**What to do**
Go through the entries below and pick out every line with "partielle".
[Begin]
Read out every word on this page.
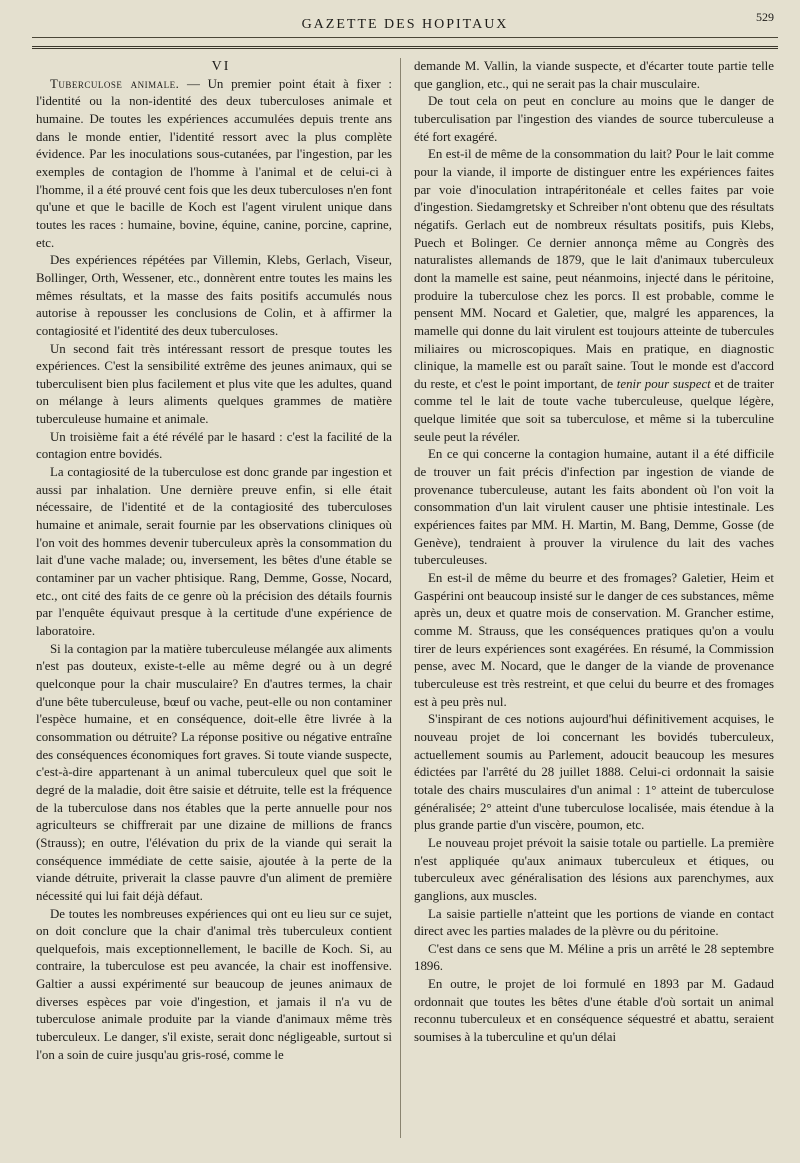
GAZETTE DES HOPITAUX	529

VI

Tuberculose animale. — Un premier point était à fixer : l'identité ou la non-identité des deux tuberculoses animale et humaine. De toutes les expériences accumulées depuis trente ans dans le monde entier, l'identité ressort avec la plus complète évidence. Par les inoculations sous-cutanées, par l'ingestion, par les exemples de contagion de l'homme à l'animal et de celui-ci à l'homme, il a été prouvé cent fois que les deux tuberculoses n'en font qu'une et que le bacille de Koch est l'agent virulent unique dans toutes les races : humaine, bovine, équine, canine, porcine, caprine, etc.

Des expériences répétées par Villemin, Klebs, Gerlach, Viseur, Bollinger, Orth, Wessener, etc., donnèrent entre toutes les mains les mêmes résultats, et la masse des faits positifs accumulés nous autorise à repousser les conclusions de Colin, et à affirmer la contagiosité et l'identité des deux tuberculoses.

Un second fait très intéressant ressort de presque toutes les expériences. C'est la sensibilité extrême des jeunes animaux, qui se tuberculisent bien plus facilement et plus vite que les adultes, quand on mélange à leurs aliments quelques grammes de matière tuberculeuse humaine et animale.

Un troisième fait a été révélé par le hasard : c'est la facilité de la contagion entre bovidés.

La contagiosité de la tuberculose est donc grande par ingestion et aussi par inhalation. Une dernière preuve enfin, si elle était nécessaire, de l'identité et de la contagiosité des tuberculoses humaine et animale, serait fournie par les observations cliniques où l'on voit des hommes devenir tuberculeux après la consommation du lait d'une vache malade; ou, inversement, les bêtes d'une étable se contaminer par un vacher phtisique. Rang, Demme, Gosse, Nocard, etc., ont cité des faits de ce genre où la précision des détails fournis par l'enquête équivaut presque à la certitude d'une expérience de laboratoire.

Si la contagion par la matière tuberculeuse mélangée aux aliments n'est pas douteux, existe-t-elle au même degré ou à un degré quelconque pour la chair musculaire? En d'autres termes, la chair d'une bête tuberculeuse, bœuf ou vache, peut-elle ou non contaminer l'espèce humaine, et en conséquence, doit-elle être livrée à la consommation ou détruite? La réponse positive ou négative entraîne des conséquences économiques fort graves. Si toute viande suspecte, c'est-à-dire appartenant à un animal tuberculeux quel que soit le degré de la maladie, doit être saisie et détruite, telle est la fréquence de la tuberculose dans nos étables que la perte annuelle pour nos agriculteurs se chiffrerait par une dizaine de millions de francs (Strauss); en outre, l'élévation du prix de la viande qui serait la conséquence immédiate de cette saisie, ajoutée à la perte de la viande détruite, priverait la classe pauvre d'un aliment de première nécessité qui lui fait déjà défaut.

De toutes les nombreuses expériences qui ont eu lieu sur ce sujet, on doit conclure que la chair d'animal très tuberculeux contient quelquefois, mais exceptionnellement, le bacille de Koch. Si, au contraire, la tuberculose est peu avancée, la chair est inoffensive. Galtier a aussi expérimenté sur beaucoup de jeunes animaux de diverses espèces par voie d'ingestion, et jamais il n'a vu de tuberculose animale produite par la viande d'animaux même très tuberculeux. Le danger, s'il existe, serait donc négligeable, surtout si l'on a soin de cuire jusqu'au gris-rosé, comme le

demande M. Vallin, la viande suspecte, et d'écarter toute partie telle que ganglion, etc., qui ne serait pas la chair musculaire.

De tout cela on peut en conclure au moins que le danger de tuberculisation par l'ingestion des viandes de source tuberculeuse a été fort exagéré.

En est-il de même de la consommation du lait? Pour le lait comme pour la viande, il importe de distinguer entre les expériences faites par voie d'inoculation intrapéritonéale et celles faites par voie d'ingestion. Siedamgretsky et Schreiber n'ont obtenu que des résultats négatifs. Gerlach eut de nombreux résultats positifs, puis Klebs, Puech et Bolinger. Ce dernier annonça même au Congrès des naturalistes allemands de 1879, que le lait d'animaux tuberculeux dont la mamelle est saine, peut néanmoins, injecté dans le péritoine, produire la tuberculose chez les porcs. Il est probable, comme le pensent MM. Nocard et Galetier, que, malgré les apparences, la mamelle qui donne du lait virulent est toujours atteinte de tubercules miliaires ou microscopiques. Mais en pratique, en diagnostic clinique, la mamelle est ou paraît saine. Tout le monde est d'accord du reste, et c'est le point important, de tenir pour suspect et de traiter comme tel le lait de toute vache tuberculeuse, quelque légère, quelque limitée que soit sa tuberculose, et même si la tuberculine seule peut la révéler.

En ce qui concerne la contagion humaine, autant il a été difficile de trouver un fait précis d'infection par ingestion de viande de provenance tuberculeuse, autant les faits abondent où l'on voit la consommation d'un lait virulent causer une phtisie intestinale. Les expériences faites par MM. H. Martin, M. Bang, Demme, Gosse (de Genève), tendraient à prouver la virulence du lait des vaches tuberculeuses.

En est-il de même du beurre et des fromages? Galetier, Heim et Gaspérini ont beaucoup insisté sur le danger de ces substances, même après un, deux et quatre mois de conservation. M. Grancher estime, comme M. Strauss, que les conséquences pratiques qu'on a voulu tirer de leurs expériences sont exagérées. En résumé, la Commission pense, avec M. Nocard, que le danger de la viande de provenance tuberculeuse est très restreint, et que celui du beurre et des fromages est à peu près nul.

S'inspirant de ces notions aujourd'hui définitivement acquises, le nouveau projet de loi concernant les bovidés tuberculeux, actuellement soumis au Parlement, adoucit beaucoup les mesures édictées par l'arrêté du 28 juillet 1888. Celui-ci ordonnait la saisie totale des chairs musculaires d'un animal : 1° atteint de tuberculose généralisée; 2° atteint d'une tuberculose localisée, mais étendue à la plus grande partie d'un viscère, poumon, etc.

Le nouveau projet prévoit la saisie totale ou partielle. La première n'est appliquée qu'aux animaux tuberculeux et étiques, ou tuberculeux avec généralisation des lésions aux parenchymes, aux ganglions, aux muscles.

La saisie partielle n'atteint que les portions de viande en contact direct avec les parties malades de la plèvre ou du péritoine.

C'est dans ce sens que M. Méline a pris un arrêté le 28 septembre 1896.

En outre, le projet de loi formulé en 1893 par M. Gadaud ordonnait que toutes les bêtes d'une étable d'où sortait un animal reconnu tuberculeux et en conséquence séquestré et abattu, seraient soumises à la tuberculine et qu'un délai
[End]
**Expected answer**
Le nouveau projet prévoit la saisie totale ou partielle. La première n'est appliquée qu'aux animaux tuberculeux et étiques, ou tuberculeux avec généralisation des lésions aux parenchymes, aux ganglions, aux muscles.
La saisie partielle n'atteint que les portions de viande en contact direct avec les parties malades de la plèvre ou du péritoine.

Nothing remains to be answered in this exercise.